BEGIN
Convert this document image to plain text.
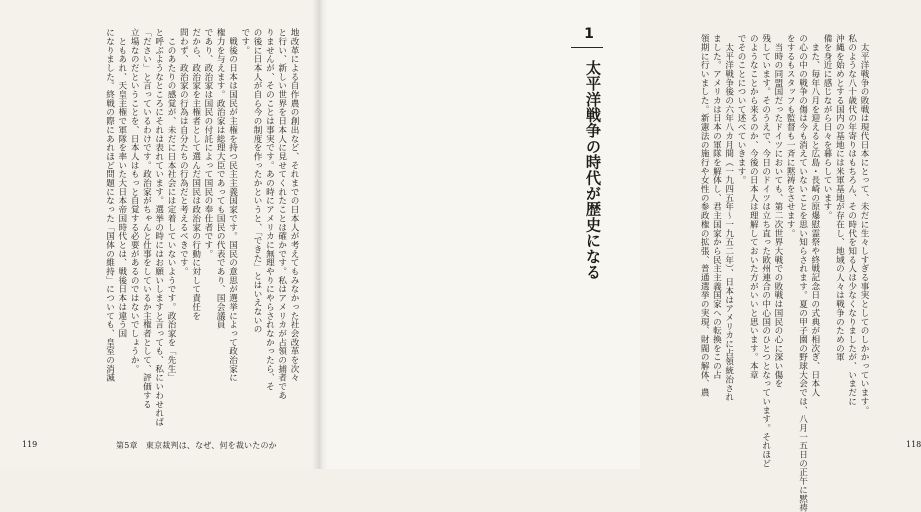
地改革による自作農の創出など、それまでの日本人が考えてもみなかった社会改革を次々
と行い、新しい世界を日本人に見せてくれたことは確かです。私はアメリカが占領の捕者であ
りませんが、そのことは事実です。あの時にアメリカに無理やりにやらされなかったら、そ
の後に日本人が自ら今の制度を作ったかというと、「できた」とはいえないの
です。
　戦後の日本は国民が主権を持つ民主主義国家です。国民の意思が選挙によって政治家に
権力を与えます。政治家は総理大臣であっても国民の代表であり、国会議員
であり、政治家は国民の付託によって国民の奉仕者です。
だから、政治家を主権者として選んだ国民は政治家の行動に対して責任を
問わず、政治家の行為は自分たちの行為だと考えるべきです。
　このあたりの感覚が、未だに日本社会には定着していないようです。政治家を「先生」
と呼ぶようなところにそれは表れています。選挙の時にはお願いしますと言っても、私にいわせれば
「ださい」と言っているわけです。政治家がちゃんと仕事をしているか主権者として、評価する
立場なのだということを、日本人はもっと自覚する必要があるのではないでしょうか。
　ともあれ、天皇主権で軍隊を率いた大日本帝国時代とは、戦後日本は違う国
になりました。終戦の際にあれほど問題になった「国体の維持」についても、皇室の消滅
119	第5章　東京裁判は、なぜ、何を裁いたのか
　太平洋戦争の敗戦は現代日本にとって、未だに生々しすぎる事実としてのしかかっています。
私のような八十歳代の年寄りはもちろん、その時代を知る人は少なくなりましたが、いまだに
沖縄を始めとする国内の基地には米軍基地が存在し、地域の人々は戦争のための軍
備を身近に感じながら日々を暮らしています。
　また、毎年八月を迎えると広島・長崎の原爆慰霊祭や終戦記念日の式典が相次ぎ、日本人
の心の中の戦争の傷は今も消えていないことを思い知らされます。夏の甲子園の野球大会では、八月一五日の正午に黙祷
をするもスタッフも監督も一斉に黙祷をさせます。
　当時の同盟国だったドイツにおいても、第二次世界大戦での敗戦は国民の心に深い傷を
残しています。そのうえで、今日のドイツは立ち直った欧州連合の中心国のひとつとなっています。それほど
のようなことから来るのか、今後の日本人は理解しておいた方がいいと思います。本章
でそのことについて述べていきます。
　太平洋戦争後の六年八カ月間（一九四五年～一九五二年）、日本はアメリカに占領統治され
ました。アメリカは日本の軍隊を解体し、君主国家から民主主義国家への転換をこの占
領期に行いました。新憲法の施行や女性の参政権の拡張、普通選挙の実現、財閥の解体、農
118
1
太平洋戦争の時代が歴史になる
END
_Description of the task_: Reproduce every record word for word. The copy must contain no pictures.

_Solution below_:
Convert this document image to plain text.
地改革による自作農の創出など、それまでの日本人が考えてもみなかった社会改革を次々
と行い、新しい世界を日本人に見せてくれたことは確かです。私はアメリカが占領の捕者であ
りませんが、そのことは事実です。あの時にアメリカに無理やりにやらされなかったら、そ
の後に日本人が自ら今の制度を作ったかというと、「できた」とはいえないの
です。
　戦後の日本は国民が主権を持つ民主主義国家です。国民の意思が選挙によって政治家に
権力を与えます。政治家は総理大臣であっても国民の代表であり、国会議員
であり、政治家は国民の付託によって国民の奉仕者です。
だから、政治家を主権者として選んだ国民は政治家の行動に対して責任を
問わず、政治家の行為は自分たちの行為だと考えるべきです。
　このあたりの感覚が、未だに日本社会には定着していないようです。政治家を「先生」
と呼ぶようなところにそれは表れています。選挙の時にはお願いしますと言っても、私にいわせれば
「ださい」と言っているわけです。政治家がちゃんと仕事をしているか主権者として、評価する
立場なのだということを、日本人はもっと自覚する必要があるのではないでしょうか。
　ともあれ、天皇主権で軍隊を率いた大日本帝国時代とは、戦後日本は違う国
になりました。終戦の際にあれほど問題になった「国体の維持」についても、皇室の消滅
119	第5章　東京裁判は、なぜ、何を裁いたのか
　太平洋戦争の敗戦は現代日本にとって、未だに生々しすぎる事実としてのしかかっています。
私のような八十歳代の年寄りはもちろん、その時代を知る人は少なくなりましたが、いまだに
沖縄を始めとする国内の基地には米軍基地が存在し、地域の人々は戦争のための軍
備を身近に感じながら日々を暮らしています。
　また、毎年八月を迎えると広島・長崎の原爆慰霊祭や終戦記念日の式典が相次ぎ、日本人
の心の中の戦争の傷は今も消えていないことを思い知らされます。夏の甲子園の野球大会では、八月一五日の正午に黙祷
をするもスタッフも監督も一斉に黙祷をさせます。
　当時の同盟国だったドイツにおいても、第二次世界大戦での敗戦は国民の心に深い傷を
残しています。そのうえで、今日のドイツは立ち直った欧州連合の中心国のひとつとなっています。それほど
のようなことから来るのか、今後の日本人は理解しておいた方がいいと思います。本章
でそのことについて述べていきます。
　太平洋戦争後の六年八カ月間（一九四五年～一九五二年）、日本はアメリカに占領統治され
ました。アメリカは日本の軍隊を解体し、君主国家から民主主義国家への転換をこの占
領期に行いました。新憲法の施行や女性の参政権の拡張、普通選挙の実現、財閥の解体、農
118
1
太平洋戦争の時代が歴史になる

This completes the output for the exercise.